**Your goal:** What you return should match every record exactly, with the images removed.
— START OF Source data —
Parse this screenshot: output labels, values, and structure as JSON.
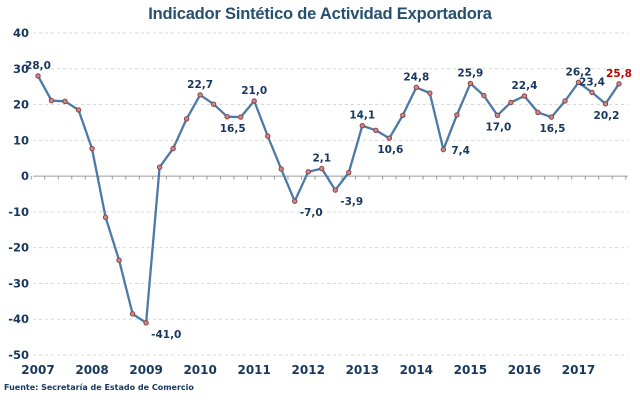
{
  "chart_data": {
    "type": "line",
    "title": "Indicador Sintético de Actividad Exportadora",
    "source": "Fuente: Secretaría de Estado de Comercio",
    "x_unit": "quarterly",
    "categories": [
      "2007",
      "2008",
      "2009",
      "2010",
      "2011",
      "2012",
      "2013",
      "2014",
      "2015",
      "2016",
      "2017"
    ],
    "y_ticks": [
      40,
      30,
      20,
      10,
      0,
      -10,
      -20,
      -30,
      -40,
      -50
    ],
    "ylim": [
      -50,
      40
    ],
    "grid": "dashed horizontal",
    "legend": "none",
    "values": [
      28.0,
      21.1,
      20.9,
      18.5,
      7.7,
      -11.5,
      -23.5,
      -38.5,
      -41.0,
      2.5,
      7.7,
      16.0,
      22.7,
      20.1,
      16.6,
      16.5,
      21.0,
      11.2,
      2.0,
      -7.0,
      1.2,
      2.1,
      -3.9,
      1.0,
      14.1,
      12.8,
      10.6,
      17.0,
      24.8,
      23.2,
      7.4,
      17.1,
      25.9,
      22.5,
      17.0,
      20.6,
      22.4,
      17.8,
      16.5,
      21.0,
      26.2,
      23.4,
      20.2,
      25.8
    ],
    "point_labels": [
      {
        "index": 0,
        "text": "28,0",
        "pos": "above"
      },
      {
        "index": 8,
        "text": "-41,0",
        "pos": "below-right"
      },
      {
        "index": 12,
        "text": "22,7",
        "pos": "above"
      },
      {
        "index": 15,
        "text": "16,5",
        "pos": "below-left"
      },
      {
        "index": 16,
        "text": "21,0",
        "pos": "above"
      },
      {
        "index": 19,
        "text": "-7,0",
        "pos": "below-right"
      },
      {
        "index": 21,
        "text": "2,1",
        "pos": "above"
      },
      {
        "index": 22,
        "text": "-3,9",
        "pos": "below-right"
      },
      {
        "index": 24,
        "text": "14,1",
        "pos": "above"
      },
      {
        "index": 26,
        "text": "10,6",
        "pos": "below"
      },
      {
        "index": 28,
        "text": "24,8",
        "pos": "above"
      },
      {
        "index": 30,
        "text": "7,4",
        "pos": "right"
      },
      {
        "index": 32,
        "text": "25,9",
        "pos": "above"
      },
      {
        "index": 34,
        "text": "17,0",
        "pos": "below"
      },
      {
        "index": 36,
        "text": "22,4",
        "pos": "above"
      },
      {
        "index": 38,
        "text": "16,5",
        "pos": "below"
      },
      {
        "index": 40,
        "text": "26,2",
        "pos": "above"
      },
      {
        "index": 41,
        "text": "23,4",
        "pos": "above"
      },
      {
        "index": 42,
        "text": "20,2",
        "pos": "below"
      },
      {
        "index": 43,
        "text": "25,8",
        "pos": "above",
        "color": "#c00000"
      }
    ],
    "colors": {
      "line": "#4c7aa7",
      "marker_fill": "#c98b88",
      "marker_stroke": "#8e4044",
      "label_navy": "#17375e",
      "label_red": "#c00000",
      "grid": "#d8d8d8",
      "axis": "#9b9b9b",
      "title": "#25506f",
      "background": "#ffffff"
    }
  }
}
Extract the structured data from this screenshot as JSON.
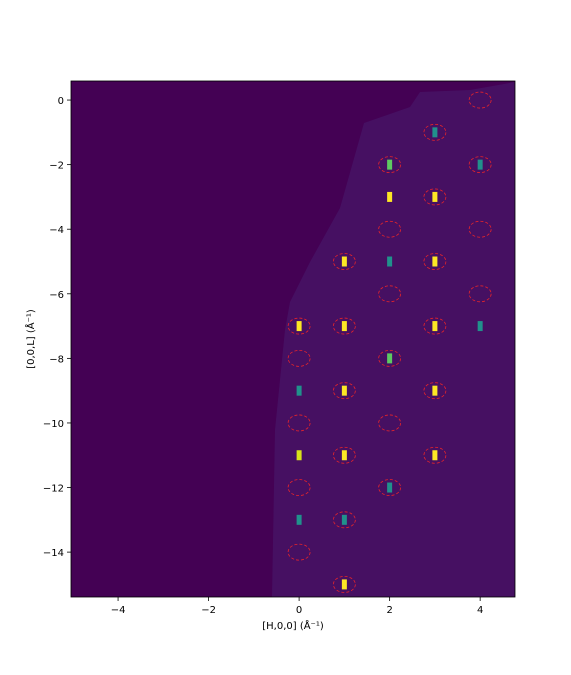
{
  "chart_data": {
    "type": "image",
    "xlabel": "[H,0,0] (Å⁻¹)",
    "ylabel": "[0,0,L] (Å⁻¹)",
    "xlim": [
      -5.04,
      4.77
    ],
    "ylim": [
      -15.39,
      0.59
    ],
    "xticks": [
      {
        "value": -4,
        "label": "−4"
      },
      {
        "value": -2,
        "label": "−2"
      },
      0,
      2,
      4
    ],
    "yticks": [
      0,
      {
        "value": -2,
        "label": "−2"
      },
      {
        "value": -4,
        "label": "−4"
      },
      {
        "value": -6,
        "label": "−6"
      },
      {
        "value": -8,
        "label": "−8"
      },
      {
        "value": -10,
        "label": "−10"
      },
      {
        "value": -12,
        "label": "−12"
      },
      {
        "value": -14,
        "label": "−14"
      }
    ],
    "background": "#440154",
    "spots": {
      "x": [
        1,
        1,
        1,
        1,
        1,
        3,
        3,
        3,
        3,
        3,
        2,
        2,
        0,
        0,
        0,
        0,
        4,
        4,
        2,
        2,
        3,
        1,
        2
      ],
      "y": [
        -5,
        -7,
        -9,
        -11,
        -15,
        -3,
        -5,
        -7,
        -9,
        -11,
        -3,
        -2,
        -7,
        -11,
        -9,
        -13,
        -2,
        -7,
        -8,
        -12,
        -1,
        -13,
        -5
      ],
      "colors": [
        "#fde725",
        "#fde725",
        "#fde725",
        "#fde725",
        "#fde725",
        "#fde725",
        "#fde725",
        "#fde725",
        "#fde725",
        "#fde725",
        "#fde725",
        "#5ec962",
        "#fde725",
        "#d8e219",
        "#21918c",
        "#21918c",
        "#21918c",
        "#21918c",
        "#5ec962",
        "#21918c",
        "#21918c",
        "#21918c",
        "#21918c"
      ]
    },
    "circles": {
      "x": [
        4,
        3,
        2,
        4,
        3,
        2,
        4,
        1,
        3,
        2,
        4,
        0,
        1,
        3,
        0,
        2,
        1,
        3,
        0,
        2,
        1,
        3,
        0,
        2,
        1,
        0,
        1
      ],
      "y": [
        0,
        -1,
        -2,
        -2,
        -3,
        -4,
        -4,
        -5,
        -5,
        -6,
        -6,
        -7,
        -7,
        -7,
        -8,
        -8,
        -9,
        -9,
        -10,
        -10,
        -11,
        -11,
        -12,
        -12,
        -13,
        -14,
        -15
      ],
      "color": "#e8242a"
    }
  }
}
— END OF Source data —
**The reply:**
Parse this screenshot: output labels, values, and structure as JSON.
{
  "chart_data": {
    "type": "line",
    "title": "Indicador Sintético de Actividad Exportadora",
    "source": "Fuente: Secretaría de Estado de Comercio",
    "x_unit": "quarterly",
    "categories": [
      "2007",
      "2008",
      "2009",
      "2010",
      "2011",
      "2012",
      "2013",
      "2014",
      "2015",
      "2016",
      "2017"
    ],
    "y_ticks": [
      40,
      30,
      20,
      10,
      0,
      -10,
      -20,
      -30,
      -40,
      -50
    ],
    "ylim": [
      -50,
      40
    ],
    "grid": "dashed horizontal",
    "legend": "none",
    "values": [
      28.0,
      21.1,
      20.9,
      18.5,
      7.7,
      -11.5,
      -23.5,
      -38.5,
      -41.0,
      2.5,
      7.7,
      16.0,
      22.7,
      20.1,
      16.6,
      16.5,
      21.0,
      11.2,
      2.0,
      -7.0,
      1.2,
      2.1,
      -3.9,
      1.0,
      14.1,
      12.8,
      10.6,
      17.0,
      24.8,
      23.2,
      7.4,
      17.1,
      25.9,
      22.5,
      17.0,
      20.6,
      22.4,
      17.8,
      16.5,
      21.0,
      26.2,
      23.4,
      20.2,
      25.8
    ],
    "point_labels": [
      {
        "index": 0,
        "text": "28,0",
        "pos": "above"
      },
      {
        "index": 8,
        "text": "-41,0",
        "pos": "below-right"
      },
      {
        "index": 12,
        "text": "22,7",
        "pos": "above"
      },
      {
        "index": 15,
        "text": "16,5",
        "pos": "below-left"
      },
      {
        "index": 16,
        "text": "21,0",
        "pos": "above"
      },
      {
        "index": 19,
        "text": "-7,0",
        "pos": "below-right"
      },
      {
        "index": 21,
        "text": "2,1",
        "pos": "above"
      },
      {
        "index": 22,
        "text": "-3,9",
        "pos": "below-right"
      },
      {
        "index": 24,
        "text": "14,1",
        "pos": "above"
      },
      {
        "index": 26,
        "text": "10,6",
        "pos": "below"
      },
      {
        "index": 28,
        "text": "24,8",
        "pos": "above"
      },
      {
        "index": 30,
        "text": "7,4",
        "pos": "right"
      },
      {
        "index": 32,
        "text": "25,9",
        "pos": "above"
      },
      {
        "index": 34,
        "text": "17,0",
        "pos": "below"
      },
      {
        "index": 36,
        "text": "22,4",
        "pos": "above"
      },
      {
        "index": 38,
        "text": "16,5",
        "pos": "below"
      },
      {
        "index": 40,
        "text": "26,2",
        "pos": "above"
      },
      {
        "index": 41,
        "text": "23,4",
        "pos": "above"
      },
      {
        "index": 42,
        "text": "20,2",
        "pos": "below"
      },
      {
        "index": 43,
        "text": "25,8",
        "pos": "above",
        "color": "#c00000"
      }
    ],
    "colors": {
      "line": "#4c7aa7",
      "marker_fill": "#c98b88",
      "marker_stroke": "#8e4044",
      "label_navy": "#17375e",
      "label_red": "#c00000",
      "grid": "#d8d8d8",
      "axis": "#9b9b9b",
      "title": "#25506f",
      "background": "#ffffff"
    }
  }
}
Extract the structured data from this screenshot as JSON.
{
  "chart_data": {
    "type": "image",
    "xlabel": "[H,0,0] (Å⁻¹)",
    "ylabel": "[0,0,L] (Å⁻¹)",
    "xlim": [
      -5.04,
      4.77
    ],
    "ylim": [
      -15.39,
      0.59
    ],
    "xticks": [
      {
        "value": -4,
        "label": "−4"
      },
      {
        "value": -2,
        "label": "−2"
      },
      0,
      2,
      4
    ],
    "yticks": [
      0,
      {
        "value": -2,
        "label": "−2"
      },
      {
        "value": -4,
        "label": "−4"
      },
      {
        "value": -6,
        "label": "−6"
      },
      {
        "value": -8,
        "label": "−8"
      },
      {
        "value": -10,
        "label": "−10"
      },
      {
        "value": -12,
        "label": "−12"
      },
      {
        "value": -14,
        "label": "−14"
      }
    ],
    "background": "#440154",
    "spots": {
      "x": [
        1,
        1,
        1,
        1,
        1,
        3,
        3,
        3,
        3,
        3,
        2,
        2,
        0,
        0,
        0,
        0,
        4,
        4,
        2,
        2,
        3,
        1,
        2
      ],
      "y": [
        -5,
        -7,
        -9,
        -11,
        -15,
        -3,
        -5,
        -7,
        -9,
        -11,
        -3,
        -2,
        -7,
        -11,
        -9,
        -13,
        -2,
        -7,
        -8,
        -12,
        -1,
        -13,
        -5
      ],
      "colors": [
        "#fde725",
        "#fde725",
        "#fde725",
        "#fde725",
        "#fde725",
        "#fde725",
        "#fde725",
        "#fde725",
        "#fde725",
        "#fde725",
        "#fde725",
        "#5ec962",
        "#fde725",
        "#d8e219",
        "#21918c",
        "#21918c",
        "#21918c",
        "#21918c",
        "#5ec962",
        "#21918c",
        "#21918c",
        "#21918c",
        "#21918c"
      ]
    },
    "circles": {
      "x": [
        4,
        3,
        2,
        4,
        3,
        2,
        4,
        1,
        3,
        2,
        4,
        0,
        1,
        3,
        0,
        2,
        1,
        3,
        0,
        2,
        1,
        3,
        0,
        2,
        1,
        0,
        1
      ],
      "y": [
        0,
        -1,
        -2,
        -2,
        -3,
        -4,
        -4,
        -5,
        -5,
        -6,
        -6,
        -7,
        -7,
        -7,
        -8,
        -8,
        -9,
        -9,
        -10,
        -10,
        -11,
        -11,
        -12,
        -12,
        -13,
        -14,
        -15
      ],
      "color": "#e8242a"
    }
  }
}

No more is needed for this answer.